** Begin **

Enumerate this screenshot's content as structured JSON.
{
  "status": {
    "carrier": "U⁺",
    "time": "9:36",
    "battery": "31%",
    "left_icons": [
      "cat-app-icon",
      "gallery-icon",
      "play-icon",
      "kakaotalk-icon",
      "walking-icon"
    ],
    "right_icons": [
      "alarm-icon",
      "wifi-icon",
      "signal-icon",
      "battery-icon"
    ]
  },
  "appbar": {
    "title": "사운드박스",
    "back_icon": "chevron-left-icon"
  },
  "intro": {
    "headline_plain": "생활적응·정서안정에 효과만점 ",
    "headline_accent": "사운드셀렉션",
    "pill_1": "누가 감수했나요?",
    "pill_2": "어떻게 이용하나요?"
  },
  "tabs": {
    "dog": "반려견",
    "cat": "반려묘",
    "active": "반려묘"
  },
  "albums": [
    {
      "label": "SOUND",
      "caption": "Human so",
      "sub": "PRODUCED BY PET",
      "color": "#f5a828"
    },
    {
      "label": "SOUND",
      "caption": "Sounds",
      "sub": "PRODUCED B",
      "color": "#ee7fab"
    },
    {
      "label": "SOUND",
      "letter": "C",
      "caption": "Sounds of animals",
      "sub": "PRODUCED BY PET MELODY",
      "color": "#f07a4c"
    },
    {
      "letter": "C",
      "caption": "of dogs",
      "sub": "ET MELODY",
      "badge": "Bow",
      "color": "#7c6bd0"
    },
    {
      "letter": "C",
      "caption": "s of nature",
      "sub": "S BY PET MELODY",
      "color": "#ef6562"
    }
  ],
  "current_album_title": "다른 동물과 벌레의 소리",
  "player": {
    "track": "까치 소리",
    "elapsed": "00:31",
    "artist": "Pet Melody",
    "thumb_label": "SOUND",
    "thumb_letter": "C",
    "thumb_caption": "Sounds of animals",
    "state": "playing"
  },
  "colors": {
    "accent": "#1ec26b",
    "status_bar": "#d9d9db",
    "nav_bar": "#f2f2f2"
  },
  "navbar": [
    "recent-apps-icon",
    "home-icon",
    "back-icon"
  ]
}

** End **

Find the lines with the string "animals" and reproduce them.

      "caption": "Sounds of animals",
    "thumb_caption": "Sounds of animals",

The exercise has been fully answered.